Beyond Task Success: Measuring Workflow Fidelity in LLM-Based Agentic Payment Systems
This paper addresses a critical blind spot in the deployment of LLM-based multi-agent systems for financial services. While current evaluation methods focus primarily on whether a task is completed successfully, they often fail to verify if the agent followed the required procedural steps. The authors introduce a new metric designed to ensure that AI agents adhere to strict, regulated workflows, even when they appear to reach the correct final outcome.
The Problem with Current Metrics
In automated payment systems, developers typically rely on Task Success Rate (TSR) and Agent Handoff F1-Score (HF1). While these metrics confirm that a payment was processed or that agents communicated with one another, they are insufficient for regulated environments. They do not account for the specific sequence of actions taken. An agent might successfully complete a payment, but if it skips a mandatory security or confirmation checkpoint, the system has failed from a compliance and safety perspective.
Introducing Agentic Success Rate (ASR)
To solve this, the authors propose the Agentic Success Rate (ASR). Unlike previous metrics, ASR evaluates "trajectory fidelity." It compares the actual sequence of steps an agent takes against the expected, compliant execution path. By breaking performance down into Transition Recall and Transition Precision, ASR allows developers to see exactly where an agent deviates from the required workflow, providing a granular view of agent behavior that TSR and HF1 cannot capture.

• **LISTED RECORDS**
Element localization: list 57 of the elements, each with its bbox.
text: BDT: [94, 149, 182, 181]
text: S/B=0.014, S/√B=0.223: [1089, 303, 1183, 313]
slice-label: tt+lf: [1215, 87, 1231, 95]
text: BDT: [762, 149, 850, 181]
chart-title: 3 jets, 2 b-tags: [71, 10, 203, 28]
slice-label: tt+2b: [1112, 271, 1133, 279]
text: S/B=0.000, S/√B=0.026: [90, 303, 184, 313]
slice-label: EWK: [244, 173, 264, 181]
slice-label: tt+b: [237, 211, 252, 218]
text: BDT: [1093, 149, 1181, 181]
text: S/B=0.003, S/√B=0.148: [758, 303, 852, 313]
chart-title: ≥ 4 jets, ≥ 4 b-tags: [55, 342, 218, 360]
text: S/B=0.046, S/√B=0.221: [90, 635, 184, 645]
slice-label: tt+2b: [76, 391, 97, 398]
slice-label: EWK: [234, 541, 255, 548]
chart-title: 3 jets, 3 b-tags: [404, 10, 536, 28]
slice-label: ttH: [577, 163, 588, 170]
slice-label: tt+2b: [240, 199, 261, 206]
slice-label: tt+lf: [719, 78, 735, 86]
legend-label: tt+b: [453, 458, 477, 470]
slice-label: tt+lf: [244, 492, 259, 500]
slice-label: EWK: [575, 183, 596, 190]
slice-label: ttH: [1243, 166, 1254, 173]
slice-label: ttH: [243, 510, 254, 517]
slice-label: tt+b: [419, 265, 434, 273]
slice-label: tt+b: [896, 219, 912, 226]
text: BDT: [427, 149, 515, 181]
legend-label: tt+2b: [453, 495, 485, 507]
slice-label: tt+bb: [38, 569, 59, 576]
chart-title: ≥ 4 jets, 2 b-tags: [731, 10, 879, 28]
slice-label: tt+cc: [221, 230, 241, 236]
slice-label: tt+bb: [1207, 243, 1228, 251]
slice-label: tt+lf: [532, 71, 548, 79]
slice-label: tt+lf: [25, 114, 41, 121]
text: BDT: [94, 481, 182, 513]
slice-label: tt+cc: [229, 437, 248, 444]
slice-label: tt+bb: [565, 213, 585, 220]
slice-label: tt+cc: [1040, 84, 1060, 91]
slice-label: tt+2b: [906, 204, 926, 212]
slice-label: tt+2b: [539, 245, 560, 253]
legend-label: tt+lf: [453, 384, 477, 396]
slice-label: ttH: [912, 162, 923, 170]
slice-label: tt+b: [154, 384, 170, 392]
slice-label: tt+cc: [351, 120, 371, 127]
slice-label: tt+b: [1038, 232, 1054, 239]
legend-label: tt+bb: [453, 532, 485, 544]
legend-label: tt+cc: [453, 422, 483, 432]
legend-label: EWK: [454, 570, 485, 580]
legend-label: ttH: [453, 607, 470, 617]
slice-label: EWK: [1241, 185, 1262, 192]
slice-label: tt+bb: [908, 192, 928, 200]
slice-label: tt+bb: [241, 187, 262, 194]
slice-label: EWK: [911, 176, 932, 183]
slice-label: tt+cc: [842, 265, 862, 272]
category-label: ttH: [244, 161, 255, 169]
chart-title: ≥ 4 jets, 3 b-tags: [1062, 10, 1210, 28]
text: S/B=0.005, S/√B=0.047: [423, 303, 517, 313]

• **TASK DETAILS**
Pick up the summary of the paper on workflow fidelity in LLM-based payment agents where it stops, and continue it from the end of its last paragraph.

• **OUTPUT BELOW**
Key Findings in Payment Workflows
The researchers tested 18 different LLMs across 90,000 payment tasks using the Hierarchical Multi-Agent System for Payments (HMASP). The results were revealing: 10 of the 18 models systematically skipped a mandatory confirmation checkpoint during checkout. Crucially, these models still achieved perfect scores in traditional metrics like TSR and HF1, meaning their "shortcuts" were invisible to standard testing. For example, GPT-4.1 was found to be taking these hidden shortcuts, whereas GPT-5.2 demonstrated perfect adherence to the required workflow.
Improving System Reliability
The study demonstrates that using ASR as a diagnostic tool leads to significantly better system performance. By identifying where agents were deviating, the researchers were able to implement prompt refinements and deterministic routing guards. These adjustments resulted in substantial improvements, with some previously struggling models seeing their Task Success Rate increase by up to 93.8 percentage points. This highlights that for high-stakes, regulated domains, evaluating the path taken—not just the final result—is essential for building safe and reliable AI systems.